:: Entries supplied
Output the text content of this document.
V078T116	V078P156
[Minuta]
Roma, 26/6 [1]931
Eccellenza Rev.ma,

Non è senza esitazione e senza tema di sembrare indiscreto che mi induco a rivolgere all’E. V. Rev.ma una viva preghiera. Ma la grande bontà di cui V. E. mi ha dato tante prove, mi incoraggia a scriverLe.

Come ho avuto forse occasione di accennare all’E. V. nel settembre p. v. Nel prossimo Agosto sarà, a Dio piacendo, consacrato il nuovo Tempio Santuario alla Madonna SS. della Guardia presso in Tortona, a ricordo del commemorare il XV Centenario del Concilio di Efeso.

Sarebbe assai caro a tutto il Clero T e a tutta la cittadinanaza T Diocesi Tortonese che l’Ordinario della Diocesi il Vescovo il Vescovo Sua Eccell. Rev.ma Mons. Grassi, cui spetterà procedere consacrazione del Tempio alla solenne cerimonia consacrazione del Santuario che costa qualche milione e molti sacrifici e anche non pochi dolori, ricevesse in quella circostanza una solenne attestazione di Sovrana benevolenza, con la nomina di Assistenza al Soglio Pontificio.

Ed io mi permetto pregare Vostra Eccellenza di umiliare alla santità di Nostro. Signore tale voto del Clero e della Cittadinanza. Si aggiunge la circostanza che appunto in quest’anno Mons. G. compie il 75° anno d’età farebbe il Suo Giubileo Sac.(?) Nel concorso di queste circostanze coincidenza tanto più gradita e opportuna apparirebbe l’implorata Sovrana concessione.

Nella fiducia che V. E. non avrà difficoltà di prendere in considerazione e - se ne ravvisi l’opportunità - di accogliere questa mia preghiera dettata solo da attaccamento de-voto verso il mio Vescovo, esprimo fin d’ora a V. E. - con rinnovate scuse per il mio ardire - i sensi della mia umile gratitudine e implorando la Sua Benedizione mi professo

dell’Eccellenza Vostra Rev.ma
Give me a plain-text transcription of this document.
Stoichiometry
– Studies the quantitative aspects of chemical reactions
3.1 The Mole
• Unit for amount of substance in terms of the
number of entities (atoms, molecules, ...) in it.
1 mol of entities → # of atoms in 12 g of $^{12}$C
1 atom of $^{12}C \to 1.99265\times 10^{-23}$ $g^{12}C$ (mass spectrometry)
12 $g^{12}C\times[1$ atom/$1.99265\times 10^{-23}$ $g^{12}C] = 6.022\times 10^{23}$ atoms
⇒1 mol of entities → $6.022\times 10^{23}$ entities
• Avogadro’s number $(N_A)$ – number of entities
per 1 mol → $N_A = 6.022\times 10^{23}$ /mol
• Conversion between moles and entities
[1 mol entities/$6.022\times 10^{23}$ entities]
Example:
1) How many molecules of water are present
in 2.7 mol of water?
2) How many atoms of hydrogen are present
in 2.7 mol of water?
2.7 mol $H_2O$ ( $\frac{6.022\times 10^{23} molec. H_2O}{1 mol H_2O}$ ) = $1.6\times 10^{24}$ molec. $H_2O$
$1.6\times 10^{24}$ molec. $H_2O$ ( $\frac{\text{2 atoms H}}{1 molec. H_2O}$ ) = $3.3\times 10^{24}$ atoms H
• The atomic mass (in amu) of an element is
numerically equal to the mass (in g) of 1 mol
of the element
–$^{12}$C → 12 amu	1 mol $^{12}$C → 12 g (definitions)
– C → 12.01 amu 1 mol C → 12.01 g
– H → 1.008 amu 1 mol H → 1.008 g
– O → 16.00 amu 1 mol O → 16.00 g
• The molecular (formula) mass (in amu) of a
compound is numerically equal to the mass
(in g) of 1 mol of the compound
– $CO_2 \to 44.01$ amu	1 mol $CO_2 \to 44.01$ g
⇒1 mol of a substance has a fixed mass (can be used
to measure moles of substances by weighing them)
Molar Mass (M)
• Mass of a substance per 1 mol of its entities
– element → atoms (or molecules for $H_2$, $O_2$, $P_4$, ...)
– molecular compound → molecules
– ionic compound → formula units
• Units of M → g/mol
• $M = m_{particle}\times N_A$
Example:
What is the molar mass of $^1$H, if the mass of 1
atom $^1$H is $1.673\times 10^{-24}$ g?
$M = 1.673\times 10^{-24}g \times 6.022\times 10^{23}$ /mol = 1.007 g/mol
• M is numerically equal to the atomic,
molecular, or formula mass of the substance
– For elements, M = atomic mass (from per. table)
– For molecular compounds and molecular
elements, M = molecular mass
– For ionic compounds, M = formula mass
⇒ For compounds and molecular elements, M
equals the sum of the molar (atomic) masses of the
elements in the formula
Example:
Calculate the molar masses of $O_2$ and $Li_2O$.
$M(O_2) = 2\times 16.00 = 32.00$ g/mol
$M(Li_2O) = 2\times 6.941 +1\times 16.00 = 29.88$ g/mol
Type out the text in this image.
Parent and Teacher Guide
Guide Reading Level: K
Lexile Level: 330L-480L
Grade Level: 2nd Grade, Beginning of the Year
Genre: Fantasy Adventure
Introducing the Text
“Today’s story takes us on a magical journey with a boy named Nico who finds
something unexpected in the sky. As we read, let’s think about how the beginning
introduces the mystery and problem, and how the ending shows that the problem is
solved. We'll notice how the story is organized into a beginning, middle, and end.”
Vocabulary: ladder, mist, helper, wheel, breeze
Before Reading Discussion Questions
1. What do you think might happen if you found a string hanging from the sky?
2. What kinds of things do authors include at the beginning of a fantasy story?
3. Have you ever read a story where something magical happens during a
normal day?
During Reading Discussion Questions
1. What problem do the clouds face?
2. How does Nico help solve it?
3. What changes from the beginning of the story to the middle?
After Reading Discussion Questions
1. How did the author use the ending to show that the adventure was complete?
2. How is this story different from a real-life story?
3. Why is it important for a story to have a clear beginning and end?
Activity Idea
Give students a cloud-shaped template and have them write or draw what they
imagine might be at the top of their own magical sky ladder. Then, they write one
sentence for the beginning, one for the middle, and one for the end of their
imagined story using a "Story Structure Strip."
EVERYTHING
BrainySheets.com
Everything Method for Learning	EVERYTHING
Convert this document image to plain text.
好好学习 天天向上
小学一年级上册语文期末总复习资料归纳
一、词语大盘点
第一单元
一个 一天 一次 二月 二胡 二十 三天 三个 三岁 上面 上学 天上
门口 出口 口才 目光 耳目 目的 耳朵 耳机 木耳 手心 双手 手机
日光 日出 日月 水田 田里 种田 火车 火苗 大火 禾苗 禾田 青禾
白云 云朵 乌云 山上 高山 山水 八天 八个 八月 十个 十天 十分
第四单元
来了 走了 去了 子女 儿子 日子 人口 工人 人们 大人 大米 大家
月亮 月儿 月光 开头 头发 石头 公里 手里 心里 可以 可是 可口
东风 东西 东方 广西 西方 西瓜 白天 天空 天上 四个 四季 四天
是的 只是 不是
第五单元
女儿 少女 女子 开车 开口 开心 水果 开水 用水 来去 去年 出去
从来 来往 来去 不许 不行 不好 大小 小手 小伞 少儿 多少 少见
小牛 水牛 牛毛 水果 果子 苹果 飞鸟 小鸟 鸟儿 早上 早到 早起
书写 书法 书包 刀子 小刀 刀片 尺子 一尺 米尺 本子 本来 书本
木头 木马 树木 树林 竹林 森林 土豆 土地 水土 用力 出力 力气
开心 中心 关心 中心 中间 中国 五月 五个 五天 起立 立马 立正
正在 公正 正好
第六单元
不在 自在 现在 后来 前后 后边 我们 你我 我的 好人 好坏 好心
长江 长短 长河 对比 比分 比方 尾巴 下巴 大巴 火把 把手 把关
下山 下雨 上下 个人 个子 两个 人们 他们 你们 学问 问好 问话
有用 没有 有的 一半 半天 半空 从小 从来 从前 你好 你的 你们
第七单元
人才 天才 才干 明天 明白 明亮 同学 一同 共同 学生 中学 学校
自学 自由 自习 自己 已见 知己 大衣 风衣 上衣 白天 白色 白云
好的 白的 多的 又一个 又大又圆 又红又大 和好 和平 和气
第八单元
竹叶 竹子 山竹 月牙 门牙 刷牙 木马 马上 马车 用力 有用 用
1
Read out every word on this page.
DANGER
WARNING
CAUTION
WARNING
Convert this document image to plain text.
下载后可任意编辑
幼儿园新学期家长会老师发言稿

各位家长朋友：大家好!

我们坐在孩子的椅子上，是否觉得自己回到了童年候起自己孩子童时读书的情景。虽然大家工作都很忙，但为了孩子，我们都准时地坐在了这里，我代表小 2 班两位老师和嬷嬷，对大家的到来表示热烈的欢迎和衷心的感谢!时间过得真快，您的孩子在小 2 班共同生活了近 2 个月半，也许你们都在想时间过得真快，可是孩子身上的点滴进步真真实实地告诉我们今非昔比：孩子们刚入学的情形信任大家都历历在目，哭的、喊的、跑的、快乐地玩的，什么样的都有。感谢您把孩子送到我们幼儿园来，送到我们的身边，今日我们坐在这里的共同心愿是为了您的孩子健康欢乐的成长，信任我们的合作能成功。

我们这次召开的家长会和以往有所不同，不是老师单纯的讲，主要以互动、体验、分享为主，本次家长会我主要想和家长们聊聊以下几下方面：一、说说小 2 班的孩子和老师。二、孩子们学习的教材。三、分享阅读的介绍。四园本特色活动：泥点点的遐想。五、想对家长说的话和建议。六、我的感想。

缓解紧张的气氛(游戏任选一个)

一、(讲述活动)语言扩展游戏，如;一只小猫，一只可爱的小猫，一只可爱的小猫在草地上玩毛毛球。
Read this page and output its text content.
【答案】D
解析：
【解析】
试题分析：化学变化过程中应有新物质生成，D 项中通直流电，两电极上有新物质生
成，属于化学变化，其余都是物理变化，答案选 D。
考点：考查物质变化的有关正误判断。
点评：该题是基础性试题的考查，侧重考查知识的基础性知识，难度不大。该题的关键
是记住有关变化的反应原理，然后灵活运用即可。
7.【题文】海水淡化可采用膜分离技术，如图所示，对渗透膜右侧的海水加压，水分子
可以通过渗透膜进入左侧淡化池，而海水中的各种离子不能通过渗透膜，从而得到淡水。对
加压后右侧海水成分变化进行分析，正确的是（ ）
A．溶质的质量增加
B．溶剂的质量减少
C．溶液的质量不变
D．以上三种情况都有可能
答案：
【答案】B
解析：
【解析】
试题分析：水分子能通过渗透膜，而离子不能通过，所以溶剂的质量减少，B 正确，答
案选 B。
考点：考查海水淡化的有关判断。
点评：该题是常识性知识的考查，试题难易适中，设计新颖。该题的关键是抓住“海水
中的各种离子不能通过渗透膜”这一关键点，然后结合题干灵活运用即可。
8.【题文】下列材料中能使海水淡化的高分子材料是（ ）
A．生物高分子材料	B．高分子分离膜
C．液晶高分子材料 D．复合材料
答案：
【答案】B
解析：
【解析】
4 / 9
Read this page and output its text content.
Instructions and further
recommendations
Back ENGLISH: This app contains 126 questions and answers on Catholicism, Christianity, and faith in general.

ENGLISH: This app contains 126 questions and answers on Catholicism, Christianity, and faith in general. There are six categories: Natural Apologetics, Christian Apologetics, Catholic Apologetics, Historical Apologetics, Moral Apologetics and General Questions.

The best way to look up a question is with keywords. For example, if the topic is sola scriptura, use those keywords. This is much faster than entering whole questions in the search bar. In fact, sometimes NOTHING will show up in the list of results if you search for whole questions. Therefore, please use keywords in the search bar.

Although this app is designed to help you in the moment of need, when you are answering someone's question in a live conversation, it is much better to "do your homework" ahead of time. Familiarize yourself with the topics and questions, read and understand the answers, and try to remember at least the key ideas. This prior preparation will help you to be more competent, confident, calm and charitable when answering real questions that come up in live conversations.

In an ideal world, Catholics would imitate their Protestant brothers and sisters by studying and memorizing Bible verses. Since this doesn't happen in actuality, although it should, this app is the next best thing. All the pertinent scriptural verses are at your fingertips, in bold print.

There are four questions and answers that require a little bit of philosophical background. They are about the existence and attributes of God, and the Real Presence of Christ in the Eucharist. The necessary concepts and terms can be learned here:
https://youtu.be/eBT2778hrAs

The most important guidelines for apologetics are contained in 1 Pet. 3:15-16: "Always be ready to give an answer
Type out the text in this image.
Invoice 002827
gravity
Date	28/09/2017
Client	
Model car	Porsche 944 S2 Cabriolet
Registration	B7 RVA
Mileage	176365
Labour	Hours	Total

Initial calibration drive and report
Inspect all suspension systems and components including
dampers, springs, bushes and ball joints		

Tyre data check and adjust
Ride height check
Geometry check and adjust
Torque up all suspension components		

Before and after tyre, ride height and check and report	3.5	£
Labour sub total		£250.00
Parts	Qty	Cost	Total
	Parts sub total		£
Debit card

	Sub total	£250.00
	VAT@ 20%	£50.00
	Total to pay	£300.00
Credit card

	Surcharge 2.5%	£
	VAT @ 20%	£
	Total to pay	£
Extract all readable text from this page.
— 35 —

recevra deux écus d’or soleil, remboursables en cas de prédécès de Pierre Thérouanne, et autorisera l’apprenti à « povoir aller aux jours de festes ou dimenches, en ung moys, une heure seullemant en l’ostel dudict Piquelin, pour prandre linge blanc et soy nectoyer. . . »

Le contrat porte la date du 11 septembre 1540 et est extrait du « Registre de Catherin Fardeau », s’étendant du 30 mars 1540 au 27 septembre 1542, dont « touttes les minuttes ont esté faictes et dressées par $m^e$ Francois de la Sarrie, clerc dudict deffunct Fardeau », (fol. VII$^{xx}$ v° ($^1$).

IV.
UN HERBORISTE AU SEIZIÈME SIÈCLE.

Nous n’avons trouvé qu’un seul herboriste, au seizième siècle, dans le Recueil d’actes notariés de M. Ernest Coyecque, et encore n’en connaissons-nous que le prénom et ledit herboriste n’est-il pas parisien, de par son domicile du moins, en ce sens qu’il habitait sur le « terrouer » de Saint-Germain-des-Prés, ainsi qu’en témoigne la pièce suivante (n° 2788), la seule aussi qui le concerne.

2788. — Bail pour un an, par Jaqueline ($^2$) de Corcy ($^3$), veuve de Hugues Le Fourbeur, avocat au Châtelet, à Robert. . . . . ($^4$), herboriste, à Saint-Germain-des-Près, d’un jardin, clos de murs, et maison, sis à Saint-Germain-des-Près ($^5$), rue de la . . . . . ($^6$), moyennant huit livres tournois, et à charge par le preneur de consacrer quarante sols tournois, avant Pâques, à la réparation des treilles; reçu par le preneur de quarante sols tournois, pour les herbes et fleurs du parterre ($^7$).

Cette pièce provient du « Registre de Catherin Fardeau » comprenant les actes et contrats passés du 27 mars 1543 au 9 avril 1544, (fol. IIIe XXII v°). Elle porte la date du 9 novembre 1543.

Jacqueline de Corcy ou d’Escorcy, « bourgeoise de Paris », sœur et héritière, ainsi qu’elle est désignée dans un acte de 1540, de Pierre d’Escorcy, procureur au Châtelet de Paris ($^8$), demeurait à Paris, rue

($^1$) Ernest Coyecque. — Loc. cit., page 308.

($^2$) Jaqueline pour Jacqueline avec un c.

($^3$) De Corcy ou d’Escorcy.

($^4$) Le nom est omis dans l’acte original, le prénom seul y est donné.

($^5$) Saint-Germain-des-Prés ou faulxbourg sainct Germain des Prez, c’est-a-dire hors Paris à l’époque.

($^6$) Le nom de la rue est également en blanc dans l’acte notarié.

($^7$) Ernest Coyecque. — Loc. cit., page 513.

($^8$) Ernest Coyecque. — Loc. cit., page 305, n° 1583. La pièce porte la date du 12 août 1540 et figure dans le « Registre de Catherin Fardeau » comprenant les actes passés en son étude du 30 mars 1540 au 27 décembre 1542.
::::
• [Task to carry out]: Your answer should be a single number: how many lines in the data above include "numerically"?

• [Written reply]: 3